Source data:
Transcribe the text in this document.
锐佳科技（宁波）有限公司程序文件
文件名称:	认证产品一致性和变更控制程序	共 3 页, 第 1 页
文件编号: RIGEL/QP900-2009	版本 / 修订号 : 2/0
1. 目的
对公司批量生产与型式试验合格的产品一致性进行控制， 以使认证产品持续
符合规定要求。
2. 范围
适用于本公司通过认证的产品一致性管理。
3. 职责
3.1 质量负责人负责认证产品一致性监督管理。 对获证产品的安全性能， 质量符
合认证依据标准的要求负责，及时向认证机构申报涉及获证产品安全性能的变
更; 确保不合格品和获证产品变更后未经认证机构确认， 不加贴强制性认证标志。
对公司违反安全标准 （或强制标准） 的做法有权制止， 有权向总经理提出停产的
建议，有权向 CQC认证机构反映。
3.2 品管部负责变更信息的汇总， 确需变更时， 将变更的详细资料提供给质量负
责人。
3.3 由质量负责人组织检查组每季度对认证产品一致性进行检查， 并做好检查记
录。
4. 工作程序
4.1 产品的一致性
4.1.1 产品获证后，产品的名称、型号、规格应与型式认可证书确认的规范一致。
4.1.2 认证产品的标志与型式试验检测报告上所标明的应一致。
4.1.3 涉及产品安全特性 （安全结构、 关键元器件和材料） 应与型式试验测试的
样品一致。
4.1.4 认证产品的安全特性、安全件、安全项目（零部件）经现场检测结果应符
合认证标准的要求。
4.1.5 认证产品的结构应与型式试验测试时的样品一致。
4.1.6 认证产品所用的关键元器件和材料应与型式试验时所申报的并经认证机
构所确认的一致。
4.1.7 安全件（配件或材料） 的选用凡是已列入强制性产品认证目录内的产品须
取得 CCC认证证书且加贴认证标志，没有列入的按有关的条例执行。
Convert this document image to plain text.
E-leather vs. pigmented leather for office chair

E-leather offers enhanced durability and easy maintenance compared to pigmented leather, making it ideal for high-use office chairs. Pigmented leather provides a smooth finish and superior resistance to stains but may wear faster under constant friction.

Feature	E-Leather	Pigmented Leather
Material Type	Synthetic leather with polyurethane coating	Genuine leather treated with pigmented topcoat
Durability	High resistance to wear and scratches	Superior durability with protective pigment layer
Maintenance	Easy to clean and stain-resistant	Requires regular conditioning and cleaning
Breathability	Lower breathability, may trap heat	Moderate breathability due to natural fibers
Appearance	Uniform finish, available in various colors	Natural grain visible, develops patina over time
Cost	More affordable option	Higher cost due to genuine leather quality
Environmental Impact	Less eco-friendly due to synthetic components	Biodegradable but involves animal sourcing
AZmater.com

Short task: Recopy the entries above in their entirety, exactly.

Output for this task:
Transcribe the text in this document.
锐佳科技（宁波）有限公司程序文件
文件名称:	认证产品一致性和变更控制程序	共 3 页, 第 1 页
文件编号: RIGEL/QP900-2009	版本 / 修订号 : 2/0
1. 目的
对公司批量生产与型式试验合格的产品一致性进行控制， 以使认证产品持续
符合规定要求。
2. 范围
适用于本公司通过认证的产品一致性管理。
3. 职责
3.1 质量负责人负责认证产品一致性监督管理。 对获证产品的安全性能， 质量符
合认证依据标准的要求负责，及时向认证机构申报涉及获证产品安全性能的变
更; 确保不合格品和获证产品变更后未经认证机构确认， 不加贴强制性认证标志。
对公司违反安全标准 （或强制标准） 的做法有权制止， 有权向总经理提出停产的
建议，有权向 CQC认证机构反映。
3.2 品管部负责变更信息的汇总， 确需变更时， 将变更的详细资料提供给质量负
责人。
3.3 由质量负责人组织检查组每季度对认证产品一致性进行检查， 并做好检查记
录。
4. 工作程序
4.1 产品的一致性
4.1.1 产品获证后，产品的名称、型号、规格应与型式认可证书确认的规范一致。
4.1.2 认证产品的标志与型式试验检测报告上所标明的应一致。
4.1.3 涉及产品安全特性 （安全结构、 关键元器件和材料） 应与型式试验测试的
样品一致。
4.1.4 认证产品的安全特性、安全件、安全项目（零部件）经现场检测结果应符
合认证标准的要求。
4.1.5 认证产品的结构应与型式试验测试时的样品一致。
4.1.6 认证产品所用的关键元器件和材料应与型式试验时所申报的并经认证机
构所确认的一致。
4.1.7 安全件（配件或材料） 的选用凡是已列入强制性产品认证目录内的产品须
取得 CCC认证证书且加贴认证标志，没有列入的按有关的条例执行。
Convert this document image to plain text.
E-leather vs. pigmented leather for office chair

E-leather offers enhanced durability and easy maintenance compared to pigmented leather, making it ideal for high-use office chairs. Pigmented leather provides a smooth finish and superior resistance to stains but may wear faster under constant friction.

Feature	E-Leather	Pigmented Leather
Material Type	Synthetic leather with polyurethane coating	Genuine leather treated with pigmented topcoat
Durability	High resistance to wear and scratches	Superior durability with protective pigment layer
Maintenance	Easy to clean and stain-resistant	Requires regular conditioning and cleaning
Breathability	Lower breathability, may trap heat	Moderate breathability due to natural fibers
Appearance	Uniform finish, available in various colors	Natural grain visible, develops patina over time
Cost	More affordable option	Higher cost due to genuine leather quality
Environmental Impact	Less eco-friendly due to synthetic components	Biodegradable but involves animal sourcing
AZmater.com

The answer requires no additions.